■ **Task directions**
Everything in the listing except the pictures should be written out exactly.

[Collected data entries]
====
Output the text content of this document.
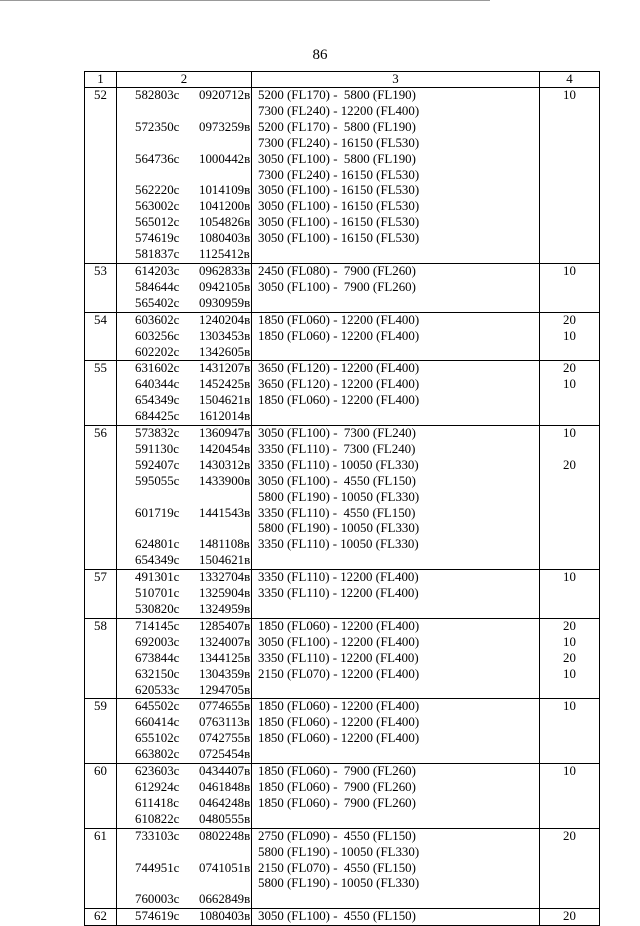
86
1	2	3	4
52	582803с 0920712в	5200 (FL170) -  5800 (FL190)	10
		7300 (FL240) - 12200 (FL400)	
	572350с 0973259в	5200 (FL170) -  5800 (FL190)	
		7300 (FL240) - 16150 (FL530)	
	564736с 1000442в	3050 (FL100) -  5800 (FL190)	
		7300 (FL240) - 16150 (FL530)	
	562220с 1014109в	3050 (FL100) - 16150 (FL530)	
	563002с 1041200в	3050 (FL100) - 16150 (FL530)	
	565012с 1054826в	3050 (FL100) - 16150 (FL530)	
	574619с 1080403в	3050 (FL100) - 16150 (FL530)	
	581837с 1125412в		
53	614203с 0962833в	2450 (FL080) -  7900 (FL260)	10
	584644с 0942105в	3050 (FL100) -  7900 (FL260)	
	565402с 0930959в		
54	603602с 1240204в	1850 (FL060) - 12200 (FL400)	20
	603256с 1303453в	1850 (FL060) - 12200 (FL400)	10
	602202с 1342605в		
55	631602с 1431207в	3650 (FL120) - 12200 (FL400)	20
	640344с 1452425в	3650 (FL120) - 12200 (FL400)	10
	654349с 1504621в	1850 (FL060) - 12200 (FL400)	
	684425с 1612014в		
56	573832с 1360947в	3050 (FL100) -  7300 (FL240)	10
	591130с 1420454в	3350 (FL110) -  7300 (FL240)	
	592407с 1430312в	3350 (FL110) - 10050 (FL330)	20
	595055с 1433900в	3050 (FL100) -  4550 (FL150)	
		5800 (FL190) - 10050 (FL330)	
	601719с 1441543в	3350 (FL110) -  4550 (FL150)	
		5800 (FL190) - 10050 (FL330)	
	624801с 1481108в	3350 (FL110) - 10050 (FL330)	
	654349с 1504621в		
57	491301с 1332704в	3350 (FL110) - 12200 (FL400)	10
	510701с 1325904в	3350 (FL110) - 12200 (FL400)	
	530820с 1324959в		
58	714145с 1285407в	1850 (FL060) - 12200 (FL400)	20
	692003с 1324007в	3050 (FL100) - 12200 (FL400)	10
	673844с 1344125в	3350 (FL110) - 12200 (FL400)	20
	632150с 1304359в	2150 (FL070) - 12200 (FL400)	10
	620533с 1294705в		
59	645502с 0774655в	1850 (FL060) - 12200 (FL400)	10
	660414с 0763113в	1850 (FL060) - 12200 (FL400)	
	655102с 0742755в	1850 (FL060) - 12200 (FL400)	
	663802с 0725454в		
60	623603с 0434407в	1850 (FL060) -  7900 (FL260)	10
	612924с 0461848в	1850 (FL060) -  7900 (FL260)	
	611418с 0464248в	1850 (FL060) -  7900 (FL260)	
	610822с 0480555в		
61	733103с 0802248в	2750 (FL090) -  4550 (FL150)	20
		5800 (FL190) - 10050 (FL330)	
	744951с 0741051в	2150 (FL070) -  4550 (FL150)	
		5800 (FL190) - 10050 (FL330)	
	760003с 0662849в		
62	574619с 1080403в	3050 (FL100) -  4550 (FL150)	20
====
■ **Correct result**
Output the text content of this document.
86
1	2	3	4
52	582803с 0920712в	5200 (FL170) -  5800 (FL190)	10
		7300 (FL240) - 12200 (FL400)	
	572350с 0973259в	5200 (FL170) -  5800 (FL190)	
		7300 (FL240) - 16150 (FL530)	
	564736с 1000442в	3050 (FL100) -  5800 (FL190)	
		7300 (FL240) - 16150 (FL530)	
	562220с 1014109в	3050 (FL100) - 16150 (FL530)	
	563002с 1041200в	3050 (FL100) - 16150 (FL530)	
	565012с 1054826в	3050 (FL100) - 16150 (FL530)	
	574619с 1080403в	3050 (FL100) - 16150 (FL530)	
	581837с 1125412в		
53	614203с 0962833в	2450 (FL080) -  7900 (FL260)	10
	584644с 0942105в	3050 (FL100) -  7900 (FL260)	
	565402с 0930959в		
54	603602с 1240204в	1850 (FL060) - 12200 (FL400)	20
	603256с 1303453в	1850 (FL060) - 12200 (FL400)	10
	602202с 1342605в		
55	631602с 1431207в	3650 (FL120) - 12200 (FL400)	20
	640344с 1452425в	3650 (FL120) - 12200 (FL400)	10
	654349с 1504621в	1850 (FL060) - 12200 (FL400)	
	684425с 1612014в		
56	573832с 1360947в	3050 (FL100) -  7300 (FL240)	10
	591130с 1420454в	3350 (FL110) -  7300 (FL240)	
	592407с 1430312в	3350 (FL110) - 10050 (FL330)	20
	595055с 1433900в	3050 (FL100) -  4550 (FL150)	
		5800 (FL190) - 10050 (FL330)	
	601719с 1441543в	3350 (FL110) -  4550 (FL150)	
		5800 (FL190) - 10050 (FL330)	
	624801с 1481108в	3350 (FL110) - 10050 (FL330)	
	654349с 1504621в		
57	491301с 1332704в	3350 (FL110) - 12200 (FL400)	10
	510701с 1325904в	3350 (FL110) - 12200 (FL400)	
	530820с 1324959в		
58	714145с 1285407в	1850 (FL060) - 12200 (FL400)	20
	692003с 1324007в	3050 (FL100) - 12200 (FL400)	10
	673844с 1344125в	3350 (FL110) - 12200 (FL400)	20
	632150с 1304359в	2150 (FL070) - 12200 (FL400)	10
	620533с 1294705в		
59	645502с 0774655в	1850 (FL060) - 12200 (FL400)	10
	660414с 0763113в	1850 (FL060) - 12200 (FL400)	
	655102с 0742755в	1850 (FL060) - 12200 (FL400)	
	663802с 0725454в		
60	623603с 0434407в	1850 (FL060) -  7900 (FL260)	10
	612924с 0461848в	1850 (FL060) -  7900 (FL260)	
	611418с 0464248в	1850 (FL060) -  7900 (FL260)	
	610822с 0480555в		
61	733103с 0802248в	2750 (FL090) -  4550 (FL150)	20
		5800 (FL190) - 10050 (FL330)	
	744951с 0741051в	2150 (FL070) -  4550 (FL150)	
		5800 (FL190) - 10050 (FL330)	
	760003с 0662849в		
62	574619с 1080403в	3050 (FL100) -  4550 (FL150)	20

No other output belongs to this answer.